• Component data from apps and pages:
+===+

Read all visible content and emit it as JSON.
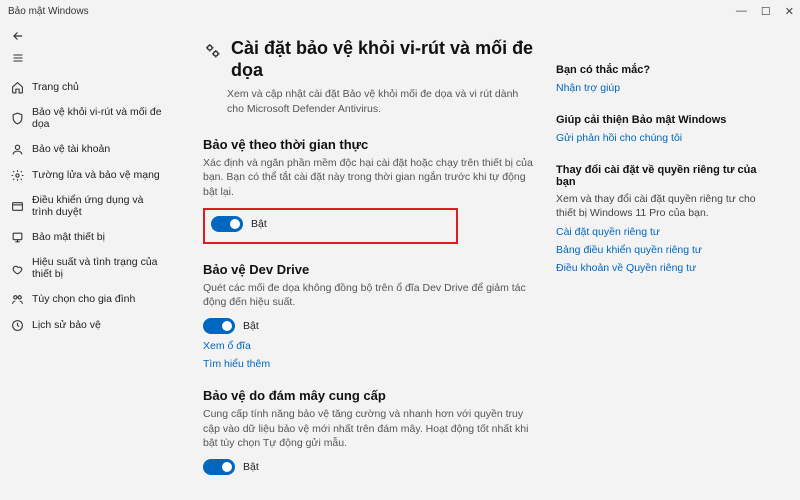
{
  "window": {
    "title": "Bảo mật Windows",
    "minimize": "—",
    "maximize": "☐",
    "close": "✕"
  },
  "sidebar": {
    "items": [
      {
        "label": "Trang chủ",
        "icon": "home"
      },
      {
        "label": "Bảo vệ khỏi vi-rút và mối đe dọa",
        "icon": "shield"
      },
      {
        "label": "Bảo vệ tài khoản",
        "icon": "account"
      },
      {
        "label": "Tường lửa và bảo vệ mạng",
        "icon": "firewall"
      },
      {
        "label": "Điều khiển ứng dụng và trình duyệt",
        "icon": "app"
      },
      {
        "label": "Bảo mật thiết bị",
        "icon": "device"
      },
      {
        "label": "Hiệu suất và tình trạng của thiết bị",
        "icon": "health"
      },
      {
        "label": "Tùy chọn cho gia đình",
        "icon": "family"
      },
      {
        "label": "Lịch sử bảo vệ",
        "icon": "history"
      }
    ]
  },
  "page": {
    "title": "Cài đặt bảo vệ khỏi vi-rút và mối đe dọa",
    "subtitle": "Xem và cập nhật cài đặt Bảo vệ khỏi mối đe dọa và vi rút dành cho Microsoft Defender Antivirus."
  },
  "sections": {
    "realtime": {
      "title": "Bảo vệ theo thời gian thực",
      "desc": "Xác định và ngăn phần mềm độc hại cài đặt hoặc chạy trên thiết bị của bạn. Bạn có thể tắt cài đặt này trong thời gian ngắn trước khi tự động bật lại.",
      "toggle": "Bật"
    },
    "devdrive": {
      "title": "Bảo vệ Dev Drive",
      "desc": "Quét các mối đe dọa không đồng bộ trên ổ đĩa Dev Drive để giảm tác động đến hiệu suất.",
      "toggle": "Bật",
      "link1": "Xem ổ đĩa",
      "link2": "Tìm hiểu thêm"
    },
    "cloud": {
      "title": "Bảo vệ do đám mây cung cấp",
      "desc": "Cung cấp tính năng bảo vệ tăng cường và nhanh hơn với quyền truy cập vào dữ liệu bảo vệ mới nhất trên đám mây. Hoạt động tốt nhất khi bật tùy chọn Tự động gửi mẫu.",
      "toggle": "Bật"
    }
  },
  "right": {
    "q": {
      "title": "Bạn có thắc mắc?",
      "link": "Nhận trợ giúp"
    },
    "improve": {
      "title": "Giúp cải thiện Bảo mật Windows",
      "link": "Gửi phản hồi cho chúng tôi"
    },
    "privacy": {
      "title": "Thay đổi cài đặt về quyền riêng tư của bạn",
      "desc": "Xem và thay đổi cài đặt quyền riêng tư cho thiết bị Windows 11 Pro của bạn.",
      "link1": "Cài đặt quyền riêng tư",
      "link2": "Bảng điều khiển quyền riêng tư",
      "link3": "Điều khoản về Quyền riêng tư"
    }
  }
}
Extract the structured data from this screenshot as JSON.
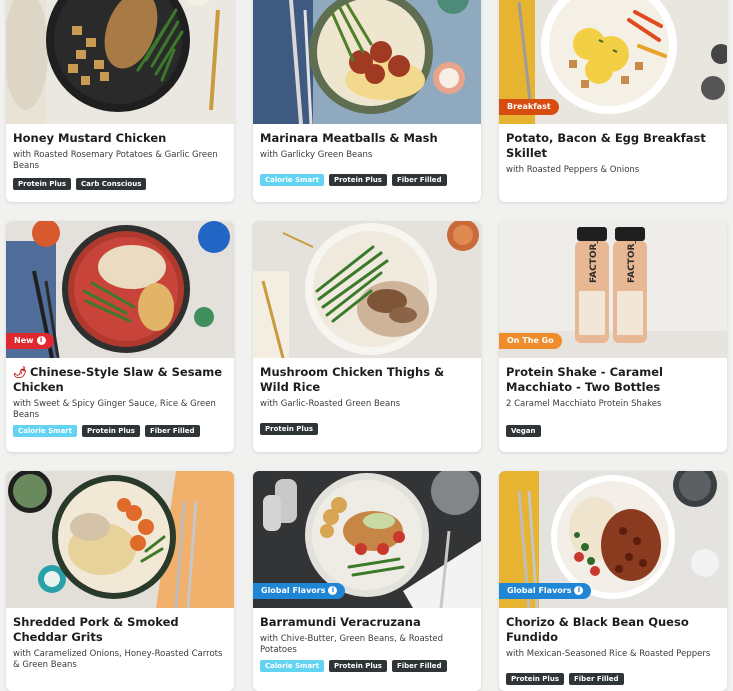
{
  "colors": {
    "breakfast_badge": "#d64c11",
    "new_badge": "#e0282f",
    "on_the_go_badge": "#ef8d2c",
    "global_flavors_badge": "#1f86d6",
    "calorie_smart_tag": "#62d3f0",
    "dark_tag": "#2f3437"
  },
  "meals": [
    {
      "title": "Honey Mustard Chicken",
      "subtitle": "with Roasted Rosemary Potatoes & Garlic Green Beans",
      "badge": null,
      "tags": [
        {
          "label": "Protein Plus"
        },
        {
          "label": "Carb Conscious"
        }
      ],
      "image_icon": "plated-meal-image"
    },
    {
      "title": "Marinara Meatballs & Mash",
      "subtitle": "with Garlicky Green Beans",
      "badge": null,
      "tags": [
        {
          "label": "Calorie Smart"
        },
        {
          "label": "Protein Plus"
        },
        {
          "label": "Fiber Filled"
        }
      ],
      "image_icon": "plated-meal-image"
    },
    {
      "title": "Potato, Bacon & Egg Breakfast Skillet",
      "subtitle": "with Roasted Peppers & Onions",
      "badge": {
        "label": "Breakfast"
      },
      "tags": [],
      "image_icon": "plated-meal-image"
    },
    {
      "title": "Chinese-Style Slaw & Sesame Chicken",
      "subtitle": "with Sweet & Spicy Ginger Sauce, Rice & Green Beans",
      "badge": {
        "label": "New"
      },
      "tags": [
        {
          "label": "Calorie Smart"
        },
        {
          "label": "Protein Plus"
        },
        {
          "label": "Fiber Filled"
        }
      ],
      "image_icon": "plated-meal-image",
      "spicy_icon": "chili-pepper-icon"
    },
    {
      "title": "Mushroom Chicken Thighs & Wild Rice",
      "subtitle": "with Garlic-Roasted Green Beans",
      "badge": null,
      "tags": [
        {
          "label": "Protein Plus"
        }
      ],
      "image_icon": "plated-meal-image"
    },
    {
      "title": "Protein Shake - Caramel Macchiato - Two Bottles",
      "subtitle": "2 Caramel Macchiato Protein Shakes",
      "badge": {
        "label": "On The Go"
      },
      "tags": [
        {
          "label": "Vegan"
        }
      ],
      "image_icon": "protein-shake-bottles-image",
      "bottle_text": "FACTOR_"
    },
    {
      "title": "Shredded Pork & Smoked Cheddar Grits",
      "subtitle": "with Caramelized Onions, Honey-Roasted Carrots & Green Beans",
      "badge": null,
      "tags": [],
      "image_icon": "plated-meal-image"
    },
    {
      "title": "Barramundi Veracruzana",
      "subtitle": "with Chive-Butter, Green Beans, & Roasted Potatoes",
      "badge": {
        "label": "Global Flavors"
      },
      "tags": [
        {
          "label": "Calorie Smart"
        },
        {
          "label": "Protein Plus"
        },
        {
          "label": "Fiber Filled"
        }
      ],
      "image_icon": "plated-meal-image"
    },
    {
      "title": "Chorizo & Black Bean Queso Fundido",
      "subtitle": "with Mexican-Seasoned Rice & Roasted Peppers",
      "badge": {
        "label": "Global Flavors"
      },
      "tags": [
        {
          "label": "Protein Plus"
        },
        {
          "label": "Fiber Filled"
        }
      ],
      "image_icon": "plated-meal-image"
    }
  ]
}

+===+

• Your assignment:
Repeat every entry exactly. Do not include the pictures.

• Answer to this task:
Read all visible content and emit it as JSON.
{
  "window": {
    "title": "Bảo mật Windows",
    "minimize": "—",
    "maximize": "☐",
    "close": "✕"
  },
  "sidebar": {
    "items": [
      {
        "label": "Trang chủ",
        "icon": "home"
      },
      {
        "label": "Bảo vệ khỏi vi-rút và mối đe dọa",
        "icon": "shield"
      },
      {
        "label": "Bảo vệ tài khoản",
        "icon": "account"
      },
      {
        "label": "Tường lửa và bảo vệ mạng",
        "icon": "firewall"
      },
      {
        "label": "Điều khiển ứng dụng và trình duyệt",
        "icon": "app"
      },
      {
        "label": "Bảo mật thiết bị",
        "icon": "device"
      },
      {
        "label": "Hiệu suất và tình trạng của thiết bị",
        "icon": "health"
      },
      {
        "label": "Tùy chọn cho gia đình",
        "icon": "family"
      },
      {
        "label": "Lịch sử bảo vệ",
        "icon": "history"
      }
    ]
  },
  "page": {
    "title": "Cài đặt bảo vệ khỏi vi-rút và mối đe dọa",
    "subtitle": "Xem và cập nhật cài đặt Bảo vệ khỏi mối đe dọa và vi rút dành cho Microsoft Defender Antivirus."
  },
  "sections": {
    "realtime": {
      "title": "Bảo vệ theo thời gian thực",
      "desc": "Xác định và ngăn phần mềm độc hại cài đặt hoặc chạy trên thiết bị của bạn. Bạn có thể tắt cài đặt này trong thời gian ngắn trước khi tự động bật lại.",
      "toggle": "Bật"
    },
    "devdrive": {
      "title": "Bảo vệ Dev Drive",
      "desc": "Quét các mối đe dọa không đồng bộ trên ổ đĩa Dev Drive để giảm tác động đến hiệu suất.",
      "toggle": "Bật",
      "link1": "Xem ổ đĩa",
      "link2": "Tìm hiểu thêm"
    },
    "cloud": {
      "title": "Bảo vệ do đám mây cung cấp",
      "desc": "Cung cấp tính năng bảo vệ tăng cường và nhanh hơn với quyền truy cập vào dữ liệu bảo vệ mới nhất trên đám mây. Hoạt động tốt nhất khi bật tùy chọn Tự động gửi mẫu.",
      "toggle": "Bật"
    }
  },
  "right": {
    "q": {
      "title": "Bạn có thắc mắc?",
      "link": "Nhận trợ giúp"
    },
    "improve": {
      "title": "Giúp cải thiện Bảo mật Windows",
      "link": "Gửi phản hồi cho chúng tôi"
    },
    "privacy": {
      "title": "Thay đổi cài đặt về quyền riêng tư của bạn",
      "desc": "Xem và thay đổi cài đặt quyền riêng tư cho thiết bị Windows 11 Pro của bạn.",
      "link1": "Cài đặt quyền riêng tư",
      "link2": "Bảng điều khiển quyền riêng tư",
      "link3": "Điều khoản về Quyền riêng tư"
    }
  }
}
Extract the structured data from this screenshot as JSON.
{
  "colors": {
    "breakfast_badge": "#d64c11",
    "new_badge": "#e0282f",
    "on_the_go_badge": "#ef8d2c",
    "global_flavors_badge": "#1f86d6",
    "calorie_smart_tag": "#62d3f0",
    "dark_tag": "#2f3437"
  },
  "meals": [
    {
      "title": "Honey Mustard Chicken",
      "subtitle": "with Roasted Rosemary Potatoes & Garlic Green Beans",
      "badge": null,
      "tags": [
        {
          "label": "Protein Plus"
        },
        {
          "label": "Carb Conscious"
        }
      ],
      "image_icon": "plated-meal-image"
    },
    {
      "title": "Marinara Meatballs & Mash",
      "subtitle": "with Garlicky Green Beans",
      "badge": null,
      "tags": [
        {
          "label": "Calorie Smart"
        },
        {
          "label": "Protein Plus"
        },
        {
          "label": "Fiber Filled"
        }
      ],
      "image_icon": "plated-meal-image"
    },
    {
      "title": "Potato, Bacon & Egg Breakfast Skillet",
      "subtitle": "with Roasted Peppers & Onions",
      "badge": {
        "label": "Breakfast"
      },
      "tags": [],
      "image_icon": "plated-meal-image"
    },
    {
      "title": "Chinese-Style Slaw & Sesame Chicken",
      "subtitle": "with Sweet & Spicy Ginger Sauce, Rice & Green Beans",
      "badge": {
        "label": "New"
      },
      "tags": [
        {
          "label": "Calorie Smart"
        },
        {
          "label": "Protein Plus"
        },
        {
          "label": "Fiber Filled"
        }
      ],
      "image_icon": "plated-meal-image",
      "spicy_icon": "chili-pepper-icon"
    },
    {
      "title": "Mushroom Chicken Thighs & Wild Rice",
      "subtitle": "with Garlic-Roasted Green Beans",
      "badge": null,
      "tags": [
        {
          "label": "Protein Plus"
        }
      ],
      "image_icon": "plated-meal-image"
    },
    {
      "title": "Protein Shake - Caramel Macchiato - Two Bottles",
      "subtitle": "2 Caramel Macchiato Protein Shakes",
      "badge": {
        "label": "On The Go"
      },
      "tags": [
        {
          "label": "Vegan"
        }
      ],
      "image_icon": "protein-shake-bottles-image",
      "bottle_text": "FACTOR_"
    },
    {
      "title": "Shredded Pork & Smoked Cheddar Grits",
      "subtitle": "with Caramelized Onions, Honey-Roasted Carrots & Green Beans",
      "badge": null,
      "tags": [],
      "image_icon": "plated-meal-image"
    },
    {
      "title": "Barramundi Veracruzana",
      "subtitle": "with Chive-Butter, Green Beans, & Roasted Potatoes",
      "badge": {
        "label": "Global Flavors"
      },
      "tags": [
        {
          "label": "Calorie Smart"
        },
        {
          "label": "Protein Plus"
        },
        {
          "label": "Fiber Filled"
        }
      ],
      "image_icon": "plated-meal-image"
    },
    {
      "title": "Chorizo & Black Bean Queso Fundido",
      "subtitle": "with Mexican-Seasoned Rice & Roasted Peppers",
      "badge": {
        "label": "Global Flavors"
      },
      "tags": [
        {
          "label": "Protein Plus"
        },
        {
          "label": "Fiber Filled"
        }
      ],
      "image_icon": "plated-meal-image"
    }
  ]
}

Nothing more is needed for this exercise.